-- Task material start --
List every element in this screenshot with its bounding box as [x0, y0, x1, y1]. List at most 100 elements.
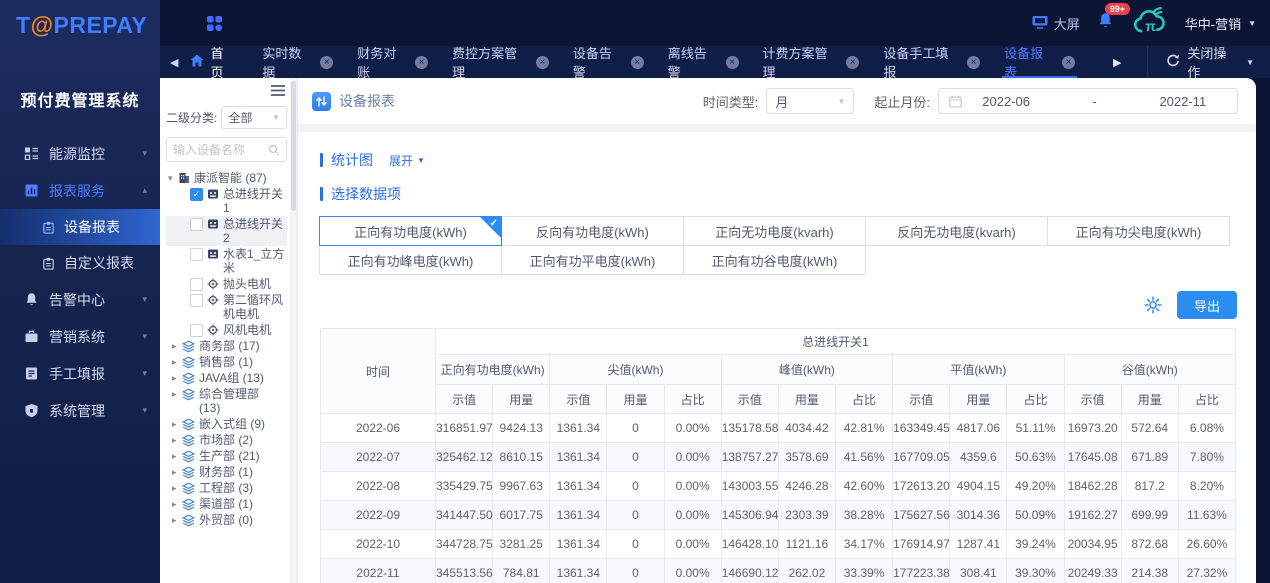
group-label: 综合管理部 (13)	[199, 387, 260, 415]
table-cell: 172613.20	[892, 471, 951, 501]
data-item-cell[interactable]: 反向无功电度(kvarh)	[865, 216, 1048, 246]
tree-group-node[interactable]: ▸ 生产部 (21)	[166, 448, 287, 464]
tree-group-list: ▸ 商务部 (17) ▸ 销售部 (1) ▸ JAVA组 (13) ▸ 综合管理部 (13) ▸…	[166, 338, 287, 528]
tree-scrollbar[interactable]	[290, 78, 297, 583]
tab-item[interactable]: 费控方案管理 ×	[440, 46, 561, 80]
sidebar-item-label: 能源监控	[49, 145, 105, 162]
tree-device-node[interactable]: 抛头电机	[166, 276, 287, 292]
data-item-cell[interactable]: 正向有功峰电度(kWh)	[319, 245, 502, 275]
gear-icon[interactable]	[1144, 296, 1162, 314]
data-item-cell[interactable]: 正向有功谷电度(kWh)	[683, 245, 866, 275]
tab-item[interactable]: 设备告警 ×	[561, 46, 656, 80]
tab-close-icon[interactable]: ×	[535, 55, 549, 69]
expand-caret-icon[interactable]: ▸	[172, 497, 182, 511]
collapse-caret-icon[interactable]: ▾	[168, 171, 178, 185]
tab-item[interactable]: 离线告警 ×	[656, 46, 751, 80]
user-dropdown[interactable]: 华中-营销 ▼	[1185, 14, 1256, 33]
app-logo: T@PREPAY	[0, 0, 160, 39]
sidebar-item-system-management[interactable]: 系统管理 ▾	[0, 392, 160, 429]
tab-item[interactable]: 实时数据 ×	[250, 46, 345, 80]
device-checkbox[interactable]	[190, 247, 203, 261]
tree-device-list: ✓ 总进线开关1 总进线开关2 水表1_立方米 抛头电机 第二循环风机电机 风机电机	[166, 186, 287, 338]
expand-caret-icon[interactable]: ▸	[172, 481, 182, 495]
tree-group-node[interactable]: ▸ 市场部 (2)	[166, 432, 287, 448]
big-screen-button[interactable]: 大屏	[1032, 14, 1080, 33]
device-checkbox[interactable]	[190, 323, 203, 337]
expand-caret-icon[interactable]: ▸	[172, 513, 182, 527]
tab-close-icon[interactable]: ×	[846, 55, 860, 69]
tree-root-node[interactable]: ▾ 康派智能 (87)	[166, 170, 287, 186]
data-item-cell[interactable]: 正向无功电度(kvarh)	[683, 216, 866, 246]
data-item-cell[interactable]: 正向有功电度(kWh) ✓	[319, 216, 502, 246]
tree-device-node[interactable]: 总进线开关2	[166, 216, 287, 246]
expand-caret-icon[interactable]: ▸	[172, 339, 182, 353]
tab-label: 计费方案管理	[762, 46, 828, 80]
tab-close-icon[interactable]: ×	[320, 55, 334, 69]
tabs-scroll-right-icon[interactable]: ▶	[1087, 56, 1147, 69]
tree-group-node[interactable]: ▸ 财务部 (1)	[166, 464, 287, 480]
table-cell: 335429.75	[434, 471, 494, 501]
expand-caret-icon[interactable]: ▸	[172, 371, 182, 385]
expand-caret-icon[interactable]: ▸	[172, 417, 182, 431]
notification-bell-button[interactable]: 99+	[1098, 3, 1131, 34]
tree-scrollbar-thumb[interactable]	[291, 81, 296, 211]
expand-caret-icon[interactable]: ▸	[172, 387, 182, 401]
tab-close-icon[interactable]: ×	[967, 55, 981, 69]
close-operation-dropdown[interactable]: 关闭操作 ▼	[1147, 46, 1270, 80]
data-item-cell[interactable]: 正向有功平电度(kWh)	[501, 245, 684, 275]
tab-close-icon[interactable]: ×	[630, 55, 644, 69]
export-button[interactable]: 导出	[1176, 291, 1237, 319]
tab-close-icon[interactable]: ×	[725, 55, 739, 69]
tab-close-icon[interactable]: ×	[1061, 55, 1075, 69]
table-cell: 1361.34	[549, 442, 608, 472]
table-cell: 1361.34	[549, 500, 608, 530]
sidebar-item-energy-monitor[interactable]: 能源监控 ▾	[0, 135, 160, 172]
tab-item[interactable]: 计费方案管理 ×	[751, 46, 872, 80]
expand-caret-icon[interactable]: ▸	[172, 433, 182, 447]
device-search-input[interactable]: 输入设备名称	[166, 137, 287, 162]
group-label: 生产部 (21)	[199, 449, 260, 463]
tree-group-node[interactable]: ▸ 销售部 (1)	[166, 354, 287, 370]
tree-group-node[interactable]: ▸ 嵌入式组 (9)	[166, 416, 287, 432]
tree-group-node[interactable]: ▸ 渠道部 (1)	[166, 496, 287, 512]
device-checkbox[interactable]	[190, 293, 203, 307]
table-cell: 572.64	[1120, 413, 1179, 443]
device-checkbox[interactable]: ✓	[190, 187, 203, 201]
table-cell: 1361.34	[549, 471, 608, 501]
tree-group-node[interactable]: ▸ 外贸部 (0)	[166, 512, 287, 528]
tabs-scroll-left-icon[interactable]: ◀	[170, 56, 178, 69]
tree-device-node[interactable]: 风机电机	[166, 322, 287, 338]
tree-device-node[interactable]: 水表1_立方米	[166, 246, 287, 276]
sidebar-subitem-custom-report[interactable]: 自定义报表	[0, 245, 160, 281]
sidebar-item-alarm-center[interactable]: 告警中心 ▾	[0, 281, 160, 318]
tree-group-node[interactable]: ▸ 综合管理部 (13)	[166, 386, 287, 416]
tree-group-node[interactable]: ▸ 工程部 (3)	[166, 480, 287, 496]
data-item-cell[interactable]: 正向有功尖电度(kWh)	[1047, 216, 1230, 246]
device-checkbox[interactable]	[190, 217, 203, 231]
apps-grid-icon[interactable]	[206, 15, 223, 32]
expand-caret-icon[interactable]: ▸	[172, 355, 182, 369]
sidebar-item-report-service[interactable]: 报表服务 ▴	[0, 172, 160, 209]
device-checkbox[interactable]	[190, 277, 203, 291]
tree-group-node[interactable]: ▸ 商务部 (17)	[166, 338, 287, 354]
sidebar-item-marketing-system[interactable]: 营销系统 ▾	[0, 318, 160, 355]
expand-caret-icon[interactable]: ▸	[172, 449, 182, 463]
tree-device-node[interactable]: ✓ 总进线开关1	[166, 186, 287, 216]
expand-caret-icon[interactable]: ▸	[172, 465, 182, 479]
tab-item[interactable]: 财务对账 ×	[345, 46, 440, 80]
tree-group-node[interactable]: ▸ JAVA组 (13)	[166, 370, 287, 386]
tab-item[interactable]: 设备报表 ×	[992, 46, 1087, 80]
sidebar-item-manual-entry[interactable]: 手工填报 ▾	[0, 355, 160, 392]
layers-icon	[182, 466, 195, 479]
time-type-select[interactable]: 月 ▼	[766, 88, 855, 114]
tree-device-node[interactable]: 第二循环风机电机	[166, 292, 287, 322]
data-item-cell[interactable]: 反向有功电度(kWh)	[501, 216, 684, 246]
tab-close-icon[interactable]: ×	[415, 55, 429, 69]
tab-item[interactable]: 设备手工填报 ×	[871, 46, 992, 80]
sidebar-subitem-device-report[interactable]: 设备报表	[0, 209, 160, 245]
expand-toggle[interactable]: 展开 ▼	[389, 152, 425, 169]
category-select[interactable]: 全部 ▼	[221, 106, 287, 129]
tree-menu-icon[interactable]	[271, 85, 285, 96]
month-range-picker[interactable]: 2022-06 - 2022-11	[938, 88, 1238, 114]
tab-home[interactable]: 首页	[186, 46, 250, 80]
-- Task material end --
**Aim of the exercise:** Please reproduce the lines above word for word, omitting the pictures from your answer.

**Written answer:**
List every element in this screenshot with its bounding box as [x0, y0, x1, y1]. List at most 100 elements.
group-label: 综合管理部 (13)	[199, 387, 260, 415]
table-cell: 172613.20	[892, 471, 951, 501]
data-item-cell[interactable]: 反向无功电度(kvarh)	[865, 216, 1048, 246]
tree-group-node[interactable]: ▸ 生产部 (21)	[166, 448, 287, 464]
tree-group-list: ▸ 商务部 (17) ▸ 销售部 (1) ▸ JAVA组 (13) ▸ 综合管理部 (13) ▸…	[166, 338, 287, 528]
tree-scrollbar[interactable]	[290, 78, 297, 583]
tab-item[interactable]: 费控方案管理 ×	[440, 46, 561, 80]
sidebar-item-label: 能源监控	[49, 145, 105, 162]
tree-device-node[interactable]: 抛头电机	[166, 276, 287, 292]
data-item-cell[interactable]: 正向有功峰电度(kWh)	[319, 245, 502, 275]
gear-icon[interactable]	[1144, 296, 1162, 314]
data-item-cell[interactable]: 正向有功谷电度(kWh)	[683, 245, 866, 275]
tab-item[interactable]: 设备告警 ×	[561, 46, 656, 80]
tab-close-icon[interactable]: ×	[535, 55, 549, 69]
expand-caret-icon[interactable]: ▸	[172, 497, 182, 511]
collapse-caret-icon[interactable]: ▾	[168, 171, 178, 185]
tab-item[interactable]: 离线告警 ×	[656, 46, 751, 80]
user-dropdown[interactable]: 华中-营销 ▼	[1185, 14, 1256, 33]
app-logo: T@PREPAY	[0, 0, 160, 39]
sidebar-item-system-management[interactable]: 系统管理 ▾	[0, 392, 160, 429]
tab-item[interactable]: 实时数据 ×	[250, 46, 345, 80]
device-checkbox[interactable]	[190, 247, 203, 261]
tree-device-list: ✓ 总进线开关1 总进线开关2 水表1_立方米 抛头电机 第二循环风机电机 风机电机	[166, 186, 287, 338]
expand-caret-icon[interactable]: ▸	[172, 481, 182, 495]
tree-group-node[interactable]: ▸ 市场部 (2)	[166, 432, 287, 448]
big-screen-button[interactable]: 大屏	[1032, 14, 1080, 33]
device-checkbox[interactable]	[190, 323, 203, 337]
expand-caret-icon[interactable]: ▸	[172, 513, 182, 527]
tab-close-icon[interactable]: ×	[846, 55, 860, 69]
tree-root-node[interactable]: ▾ 康派智能 (87)	[166, 170, 287, 186]
data-item-cell[interactable]: 正向无功电度(kvarh)	[683, 216, 866, 246]
data-item-cell[interactable]: 正向有功电度(kWh) ✓	[319, 216, 502, 246]
tree-device-node[interactable]: 总进线开关2	[166, 216, 287, 246]
expand-caret-icon[interactable]: ▸	[172, 339, 182, 353]
tab-label: 计费方案管理	[762, 46, 828, 80]
tab-close-icon[interactable]: ×	[320, 55, 334, 69]
tabs-scroll-right-icon[interactable]: ▶	[1087, 56, 1147, 69]
tree-group-node[interactable]: ▸ 财务部 (1)	[166, 464, 287, 480]
table-cell: 335429.75	[434, 471, 494, 501]
expand-caret-icon[interactable]: ▸	[172, 371, 182, 385]
expand-caret-icon[interactable]: ▸	[172, 417, 182, 431]
notification-bell-button[interactable]: 99+	[1098, 3, 1131, 34]
tree-scrollbar-thumb[interactable]	[291, 81, 296, 211]
expand-caret-icon[interactable]: ▸	[172, 387, 182, 401]
tab-close-icon[interactable]: ×	[967, 55, 981, 69]
close-operation-dropdown[interactable]: 关闭操作 ▼	[1147, 46, 1270, 80]
data-item-cell[interactable]: 正向有功平电度(kWh)	[501, 245, 684, 275]
tab-close-icon[interactable]: ×	[630, 55, 644, 69]
export-button[interactable]: 导出	[1176, 291, 1237, 319]
tab-close-icon[interactable]: ×	[725, 55, 739, 69]
tab-close-icon[interactable]: ×	[1061, 55, 1075, 69]
table-cell: 1361.34	[549, 442, 608, 472]
table-cell: 1361.34	[549, 500, 608, 530]
sidebar-item-energy-monitor[interactable]: 能源监控 ▾	[0, 135, 160, 172]
tab-item[interactable]: 计费方案管理 ×	[751, 46, 872, 80]
expand-caret-icon[interactable]: ▸	[172, 433, 182, 447]
device-search-input[interactable]: 输入设备名称	[166, 137, 287, 162]
group-label: 生产部 (21)	[199, 449, 260, 463]
tree-group-node[interactable]: ▸ 销售部 (1)	[166, 354, 287, 370]
tree-group-node[interactable]: ▸ 嵌入式组 (9)	[166, 416, 287, 432]
tree-group-node[interactable]: ▸ 渠道部 (1)	[166, 496, 287, 512]
device-checkbox[interactable]	[190, 293, 203, 307]
table-cell: 572.64	[1120, 413, 1179, 443]
device-checkbox[interactable]: ✓	[190, 187, 203, 201]
table-cell: 1361.34	[549, 471, 608, 501]
tree-group-node[interactable]: ▸ 外贸部 (0)	[166, 512, 287, 528]
tabs-scroll-left-icon[interactable]: ◀	[170, 56, 178, 69]
tree-device-node[interactable]: 风机电机	[166, 322, 287, 338]
tree-device-node[interactable]: 水表1_立方米	[166, 246, 287, 276]
sidebar-subitem-custom-report[interactable]: 自定义报表	[0, 245, 160, 281]
sidebar-item-alarm-center[interactable]: 告警中心 ▾	[0, 281, 160, 318]
tree-group-node[interactable]: ▸ 综合管理部 (13)	[166, 386, 287, 416]
tree-group-node[interactable]: ▸ 工程部 (3)	[166, 480, 287, 496]
data-item-cell[interactable]: 正向有功尖电度(kWh)	[1047, 216, 1230, 246]
device-checkbox[interactable]	[190, 217, 203, 231]
apps-grid-icon[interactable]	[206, 15, 223, 32]
expand-caret-icon[interactable]: ▸	[172, 355, 182, 369]
sidebar-item-report-service[interactable]: 报表服务 ▴	[0, 172, 160, 209]
device-checkbox[interactable]	[190, 277, 203, 291]
tree-group-node[interactable]: ▸ 商务部 (17)	[166, 338, 287, 354]
sidebar-item-marketing-system[interactable]: 营销系统 ▾	[0, 318, 160, 355]
expand-caret-icon[interactable]: ▸	[172, 449, 182, 463]
tree-device-node[interactable]: ✓ 总进线开关1	[166, 186, 287, 216]
expand-caret-icon[interactable]: ▸	[172, 465, 182, 479]
tab-item[interactable]: 财务对账 ×	[345, 46, 440, 80]
tree-group-node[interactable]: ▸ JAVA组 (13)	[166, 370, 287, 386]
tab-item[interactable]: 设备报表 ×	[992, 46, 1087, 80]
sidebar-item-manual-entry[interactable]: 手工填报 ▾	[0, 355, 160, 392]
layers-icon	[182, 466, 195, 479]
time-type-select[interactable]: 月 ▼	[766, 88, 855, 114]
tree-device-node[interactable]: 第二循环风机电机	[166, 292, 287, 322]
data-item-cell[interactable]: 反向有功电度(kWh)	[501, 216, 684, 246]
tab-close-icon[interactable]: ×	[415, 55, 429, 69]
tab-item[interactable]: 设备手工填报 ×	[871, 46, 992, 80]
sidebar-subitem-device-report[interactable]: 设备报表	[0, 209, 160, 245]
expand-toggle[interactable]: 展开 ▼	[389, 152, 425, 169]
category-select[interactable]: 全部 ▼	[221, 106, 287, 129]
tree-menu-icon[interactable]	[271, 85, 285, 96]
month-range-picker[interactable]: 2022-06 - 2022-11	[938, 88, 1238, 114]
tab-home[interactable]: 首页	[186, 46, 250, 80]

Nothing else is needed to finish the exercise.